Written task:
Copy every line in the records below that contains the word "primary".

:::::

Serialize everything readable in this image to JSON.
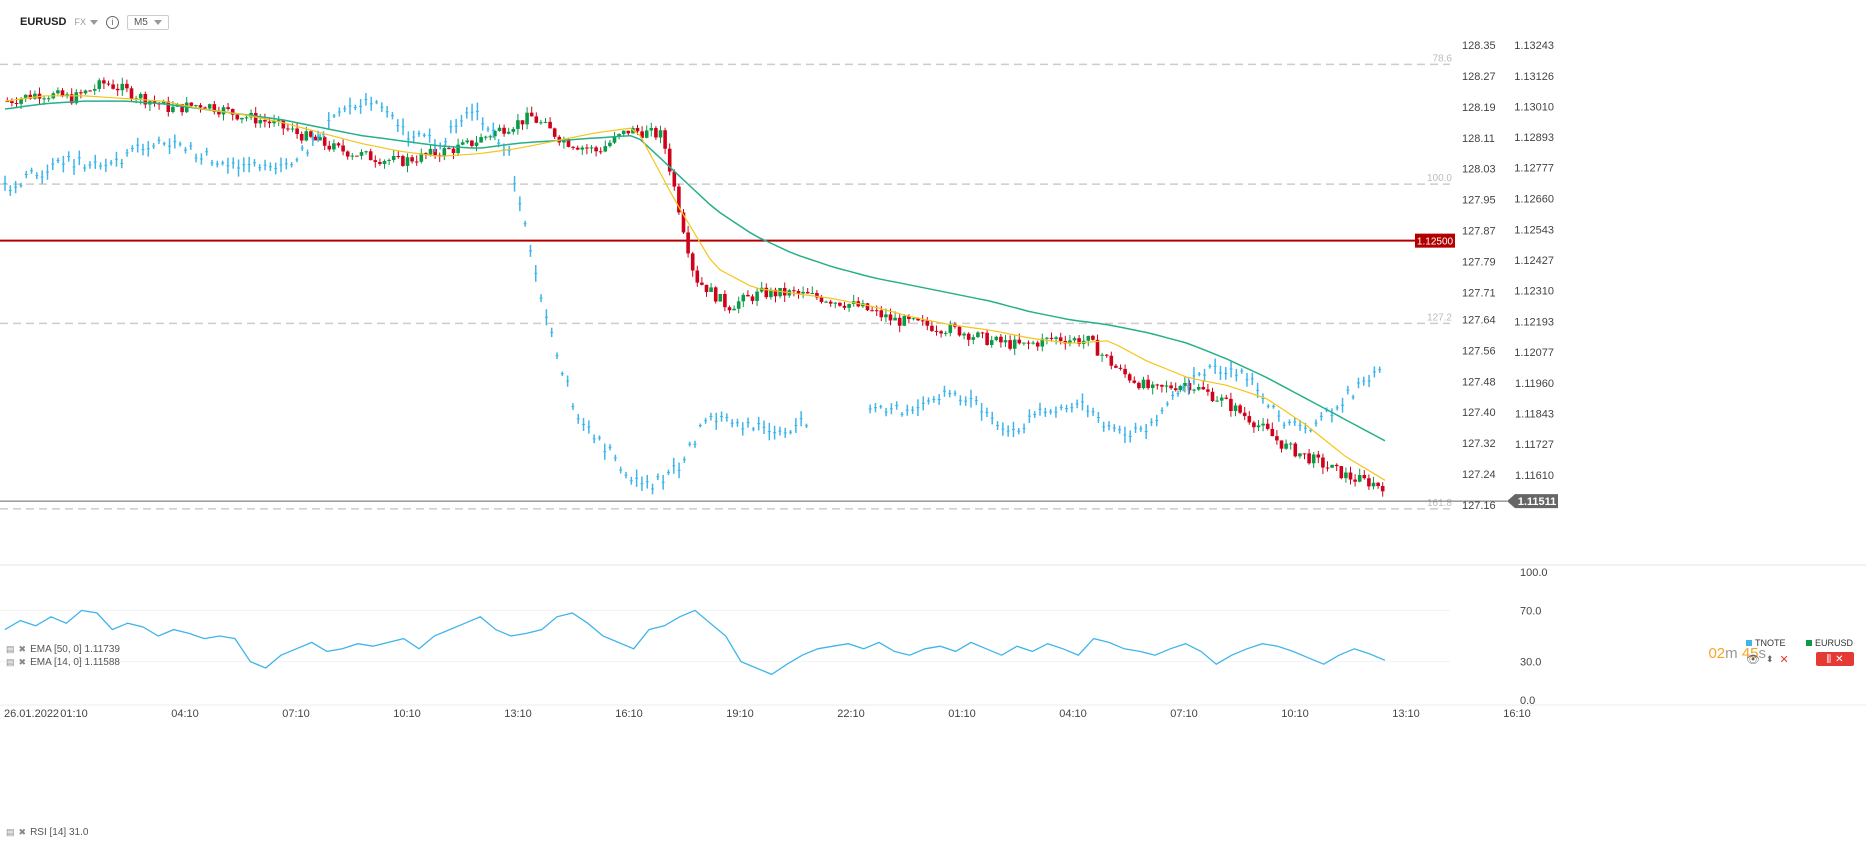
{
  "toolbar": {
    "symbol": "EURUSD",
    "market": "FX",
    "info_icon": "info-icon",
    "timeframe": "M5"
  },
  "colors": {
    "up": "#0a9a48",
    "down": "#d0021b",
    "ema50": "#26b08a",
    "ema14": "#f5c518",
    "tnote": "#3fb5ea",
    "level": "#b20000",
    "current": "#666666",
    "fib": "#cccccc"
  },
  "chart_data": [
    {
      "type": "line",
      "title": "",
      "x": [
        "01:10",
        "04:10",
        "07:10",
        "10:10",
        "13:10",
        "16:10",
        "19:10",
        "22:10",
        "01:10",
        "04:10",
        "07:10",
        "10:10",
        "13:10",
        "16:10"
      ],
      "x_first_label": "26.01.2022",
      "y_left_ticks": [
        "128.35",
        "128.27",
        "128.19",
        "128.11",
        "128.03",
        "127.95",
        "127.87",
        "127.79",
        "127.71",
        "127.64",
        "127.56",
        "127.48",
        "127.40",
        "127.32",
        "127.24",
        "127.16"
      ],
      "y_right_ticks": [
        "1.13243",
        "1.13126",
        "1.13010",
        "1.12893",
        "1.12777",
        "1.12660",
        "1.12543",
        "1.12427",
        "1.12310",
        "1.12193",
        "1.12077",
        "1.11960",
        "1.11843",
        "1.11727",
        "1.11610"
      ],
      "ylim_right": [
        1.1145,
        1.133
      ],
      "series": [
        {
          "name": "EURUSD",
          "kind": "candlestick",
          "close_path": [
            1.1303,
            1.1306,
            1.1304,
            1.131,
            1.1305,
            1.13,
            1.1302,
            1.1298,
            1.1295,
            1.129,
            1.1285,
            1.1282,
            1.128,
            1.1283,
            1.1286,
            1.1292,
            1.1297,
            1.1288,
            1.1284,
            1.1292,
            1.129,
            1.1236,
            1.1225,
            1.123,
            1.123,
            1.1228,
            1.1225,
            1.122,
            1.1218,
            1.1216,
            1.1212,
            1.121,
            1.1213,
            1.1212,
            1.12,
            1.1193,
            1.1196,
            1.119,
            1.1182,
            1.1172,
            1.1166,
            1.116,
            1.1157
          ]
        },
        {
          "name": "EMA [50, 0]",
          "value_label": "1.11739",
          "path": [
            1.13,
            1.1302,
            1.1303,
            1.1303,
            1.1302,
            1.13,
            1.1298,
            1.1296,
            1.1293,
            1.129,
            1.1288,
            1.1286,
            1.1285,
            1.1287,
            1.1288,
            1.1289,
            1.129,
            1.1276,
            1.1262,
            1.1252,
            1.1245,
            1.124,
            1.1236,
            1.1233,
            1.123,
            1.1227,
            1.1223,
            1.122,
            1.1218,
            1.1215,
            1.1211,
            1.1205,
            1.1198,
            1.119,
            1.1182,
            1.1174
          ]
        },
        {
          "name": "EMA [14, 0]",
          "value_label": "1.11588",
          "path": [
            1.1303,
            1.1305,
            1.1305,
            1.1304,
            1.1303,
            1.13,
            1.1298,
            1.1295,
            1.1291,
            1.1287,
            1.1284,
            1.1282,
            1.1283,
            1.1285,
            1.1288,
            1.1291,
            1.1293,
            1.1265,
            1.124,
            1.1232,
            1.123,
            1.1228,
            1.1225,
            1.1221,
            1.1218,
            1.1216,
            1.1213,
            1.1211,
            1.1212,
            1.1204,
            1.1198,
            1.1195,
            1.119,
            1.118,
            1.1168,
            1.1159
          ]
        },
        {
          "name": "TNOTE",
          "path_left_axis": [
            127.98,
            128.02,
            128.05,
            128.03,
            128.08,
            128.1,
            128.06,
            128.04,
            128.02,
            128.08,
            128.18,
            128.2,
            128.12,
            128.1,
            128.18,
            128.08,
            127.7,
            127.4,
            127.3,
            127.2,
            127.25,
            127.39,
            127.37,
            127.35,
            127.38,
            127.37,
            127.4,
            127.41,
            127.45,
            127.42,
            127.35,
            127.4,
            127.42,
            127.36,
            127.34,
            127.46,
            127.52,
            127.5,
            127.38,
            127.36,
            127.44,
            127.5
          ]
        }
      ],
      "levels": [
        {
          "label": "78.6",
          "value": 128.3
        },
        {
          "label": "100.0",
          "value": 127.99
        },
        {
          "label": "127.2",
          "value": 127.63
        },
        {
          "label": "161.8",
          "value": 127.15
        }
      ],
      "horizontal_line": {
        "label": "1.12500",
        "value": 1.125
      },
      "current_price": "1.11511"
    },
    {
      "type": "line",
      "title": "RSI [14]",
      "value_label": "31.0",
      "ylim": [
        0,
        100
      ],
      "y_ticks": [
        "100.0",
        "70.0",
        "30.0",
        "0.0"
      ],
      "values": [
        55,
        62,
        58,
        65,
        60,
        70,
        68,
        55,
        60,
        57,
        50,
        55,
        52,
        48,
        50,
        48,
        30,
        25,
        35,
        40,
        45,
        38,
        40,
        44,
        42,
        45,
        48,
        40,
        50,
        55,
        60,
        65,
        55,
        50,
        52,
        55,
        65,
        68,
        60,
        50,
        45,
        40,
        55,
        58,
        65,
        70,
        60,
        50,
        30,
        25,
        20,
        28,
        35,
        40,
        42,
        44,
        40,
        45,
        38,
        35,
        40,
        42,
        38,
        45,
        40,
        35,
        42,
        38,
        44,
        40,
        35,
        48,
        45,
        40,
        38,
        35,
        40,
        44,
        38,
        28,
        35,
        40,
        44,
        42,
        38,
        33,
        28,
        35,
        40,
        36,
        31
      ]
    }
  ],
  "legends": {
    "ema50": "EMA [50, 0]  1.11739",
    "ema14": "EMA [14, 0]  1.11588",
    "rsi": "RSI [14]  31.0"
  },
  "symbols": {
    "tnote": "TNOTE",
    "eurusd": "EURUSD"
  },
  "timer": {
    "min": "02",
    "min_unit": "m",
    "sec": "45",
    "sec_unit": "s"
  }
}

:::::

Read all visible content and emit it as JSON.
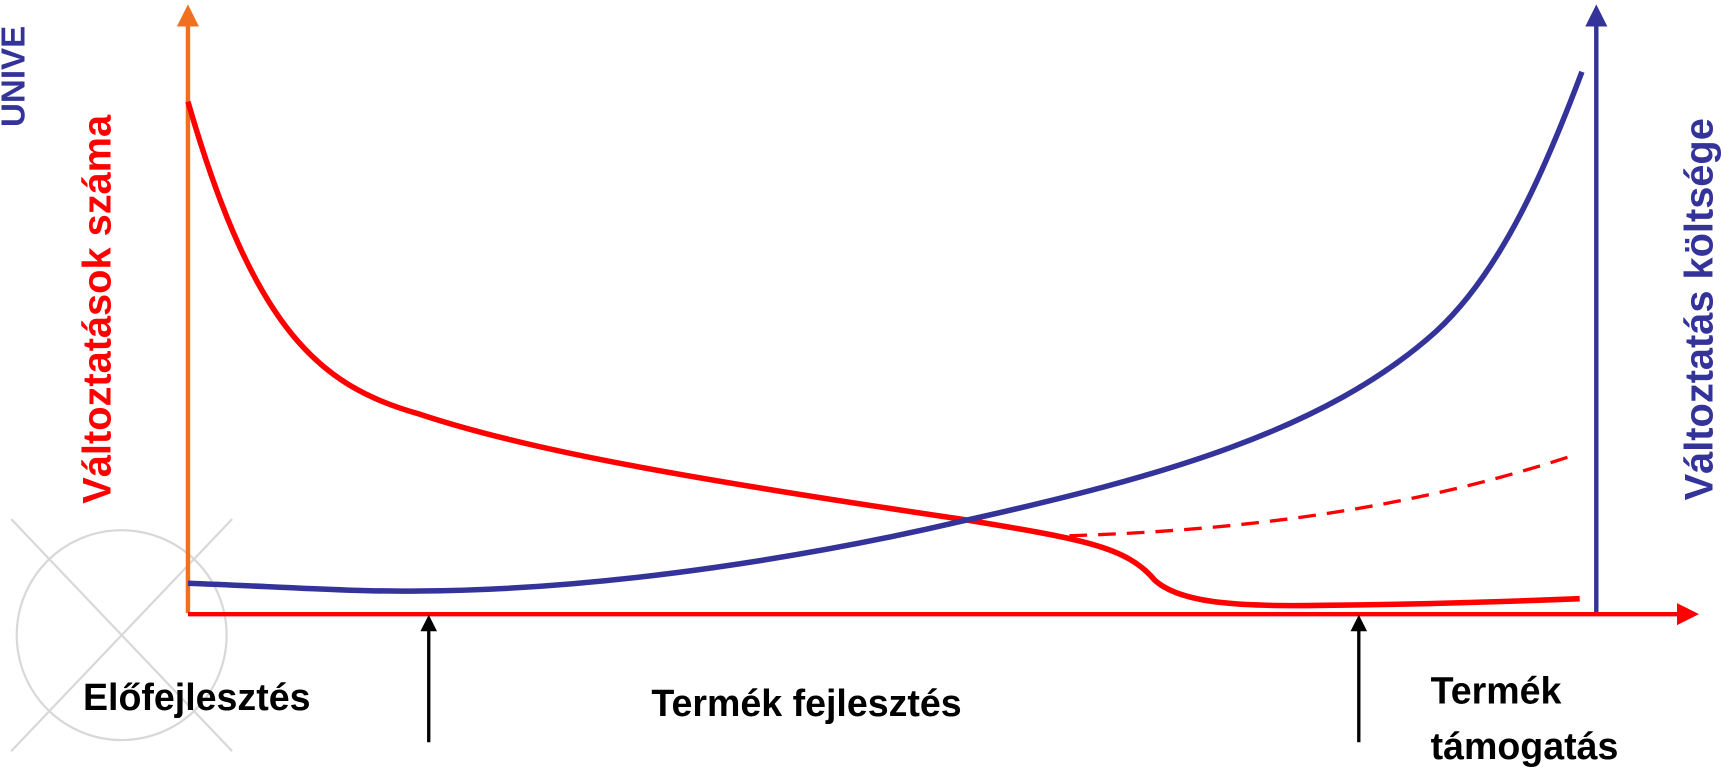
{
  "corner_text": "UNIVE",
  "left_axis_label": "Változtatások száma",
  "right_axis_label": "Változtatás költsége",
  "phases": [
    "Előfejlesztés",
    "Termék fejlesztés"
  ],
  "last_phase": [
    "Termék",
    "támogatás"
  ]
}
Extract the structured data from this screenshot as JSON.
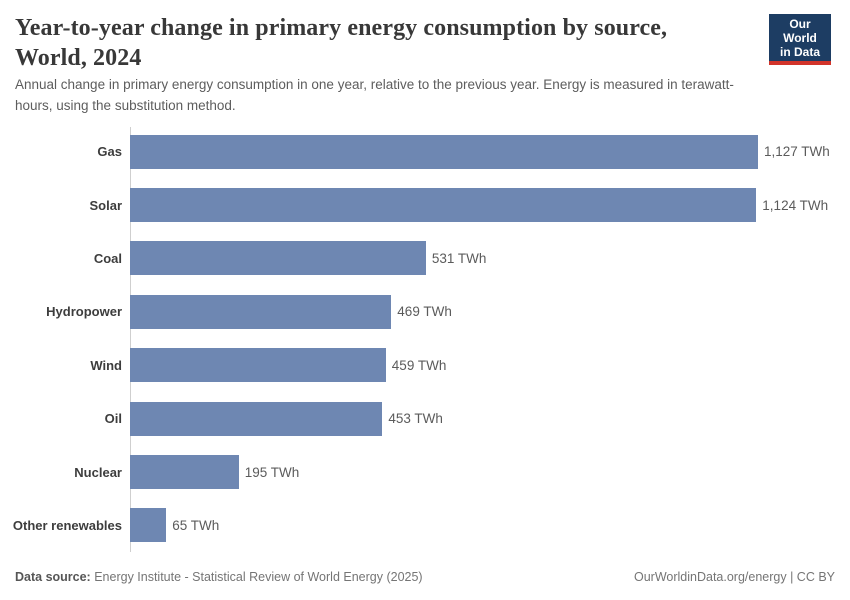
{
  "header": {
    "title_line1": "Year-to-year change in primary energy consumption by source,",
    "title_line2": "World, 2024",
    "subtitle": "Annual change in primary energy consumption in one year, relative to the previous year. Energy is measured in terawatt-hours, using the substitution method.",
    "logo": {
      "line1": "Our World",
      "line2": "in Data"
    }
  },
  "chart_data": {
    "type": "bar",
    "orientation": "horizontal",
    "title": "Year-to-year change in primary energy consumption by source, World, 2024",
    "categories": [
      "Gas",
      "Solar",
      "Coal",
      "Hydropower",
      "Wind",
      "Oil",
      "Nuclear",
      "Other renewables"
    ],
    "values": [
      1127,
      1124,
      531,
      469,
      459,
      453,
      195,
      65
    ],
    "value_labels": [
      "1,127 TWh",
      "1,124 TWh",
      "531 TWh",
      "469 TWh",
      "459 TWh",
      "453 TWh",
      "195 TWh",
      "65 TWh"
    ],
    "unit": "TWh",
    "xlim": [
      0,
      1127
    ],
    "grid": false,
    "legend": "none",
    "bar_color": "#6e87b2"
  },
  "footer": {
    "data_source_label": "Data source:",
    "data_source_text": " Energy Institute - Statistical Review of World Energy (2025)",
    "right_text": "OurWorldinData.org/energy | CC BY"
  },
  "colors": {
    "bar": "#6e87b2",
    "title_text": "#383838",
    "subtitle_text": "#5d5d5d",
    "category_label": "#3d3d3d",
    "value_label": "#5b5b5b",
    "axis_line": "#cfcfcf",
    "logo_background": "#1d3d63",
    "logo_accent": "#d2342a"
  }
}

:::::

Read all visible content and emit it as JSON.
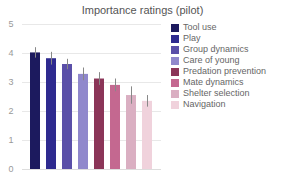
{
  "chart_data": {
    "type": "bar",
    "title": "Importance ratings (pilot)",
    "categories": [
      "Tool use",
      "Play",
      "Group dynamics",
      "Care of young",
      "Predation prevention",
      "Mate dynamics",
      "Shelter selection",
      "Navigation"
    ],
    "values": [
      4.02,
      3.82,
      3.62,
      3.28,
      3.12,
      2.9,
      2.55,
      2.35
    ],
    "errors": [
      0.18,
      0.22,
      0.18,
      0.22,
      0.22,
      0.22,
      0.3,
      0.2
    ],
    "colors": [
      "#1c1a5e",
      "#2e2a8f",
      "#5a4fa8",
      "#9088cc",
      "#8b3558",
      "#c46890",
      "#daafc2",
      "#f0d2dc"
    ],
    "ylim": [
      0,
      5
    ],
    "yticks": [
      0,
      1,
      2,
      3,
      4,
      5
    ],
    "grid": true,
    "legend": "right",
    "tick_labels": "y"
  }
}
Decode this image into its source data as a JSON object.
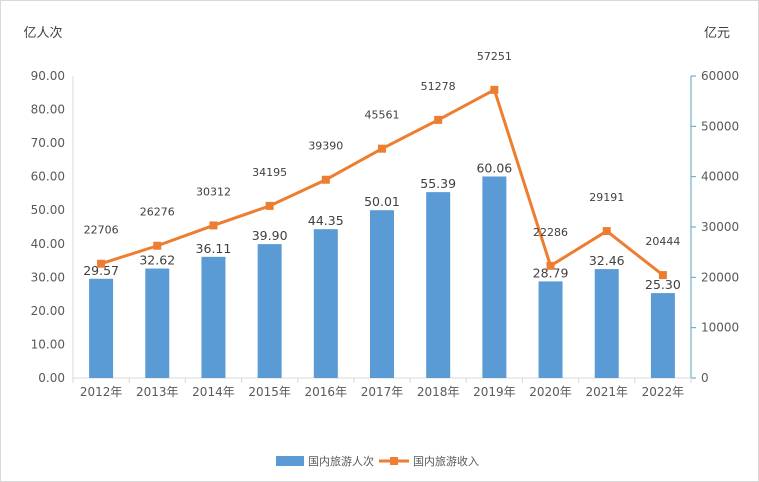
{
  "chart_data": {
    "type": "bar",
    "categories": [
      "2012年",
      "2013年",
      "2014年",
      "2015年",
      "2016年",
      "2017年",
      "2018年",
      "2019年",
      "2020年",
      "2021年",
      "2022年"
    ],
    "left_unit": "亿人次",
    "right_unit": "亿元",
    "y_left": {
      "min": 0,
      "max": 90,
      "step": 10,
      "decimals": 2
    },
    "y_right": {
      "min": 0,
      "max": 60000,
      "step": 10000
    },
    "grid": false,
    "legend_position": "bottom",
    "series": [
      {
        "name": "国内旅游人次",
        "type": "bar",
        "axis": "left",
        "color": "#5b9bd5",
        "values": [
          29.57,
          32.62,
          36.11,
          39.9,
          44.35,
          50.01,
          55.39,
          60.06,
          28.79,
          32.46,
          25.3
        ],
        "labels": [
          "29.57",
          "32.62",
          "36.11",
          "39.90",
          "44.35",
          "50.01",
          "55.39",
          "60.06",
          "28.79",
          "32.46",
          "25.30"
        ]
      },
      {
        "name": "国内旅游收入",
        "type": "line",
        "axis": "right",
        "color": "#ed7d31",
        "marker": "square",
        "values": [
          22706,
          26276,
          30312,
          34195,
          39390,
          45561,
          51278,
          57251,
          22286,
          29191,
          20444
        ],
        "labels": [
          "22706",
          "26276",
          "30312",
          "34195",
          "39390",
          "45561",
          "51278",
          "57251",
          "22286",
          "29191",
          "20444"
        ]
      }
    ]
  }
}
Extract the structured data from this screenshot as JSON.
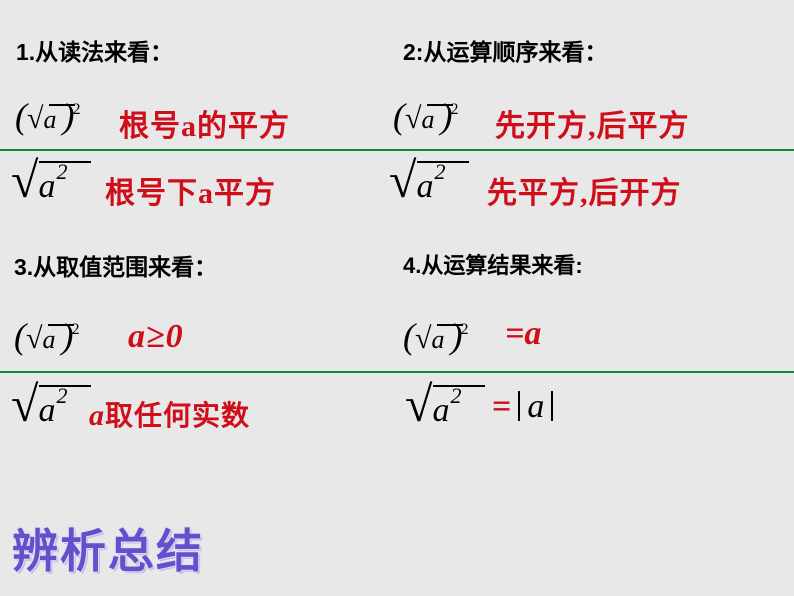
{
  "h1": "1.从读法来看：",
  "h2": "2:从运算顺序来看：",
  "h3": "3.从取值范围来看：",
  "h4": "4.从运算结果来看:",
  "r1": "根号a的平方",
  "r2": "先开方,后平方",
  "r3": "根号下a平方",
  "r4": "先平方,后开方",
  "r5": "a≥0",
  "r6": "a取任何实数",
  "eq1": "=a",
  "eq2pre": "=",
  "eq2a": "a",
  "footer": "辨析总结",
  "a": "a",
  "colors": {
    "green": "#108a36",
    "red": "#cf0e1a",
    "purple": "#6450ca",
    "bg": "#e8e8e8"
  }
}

:::::

Answer for this exercise:
    "title_line1": "Year-to-year change in primary energy consumption by source,",
    "subtitle": "Annual change in primary energy consumption in one year, relative to the previous year. Energy is measured in terawatt-hours, using the substitution method.",
    "title": "Year-to-year change in primary energy consumption by source, World, 2024",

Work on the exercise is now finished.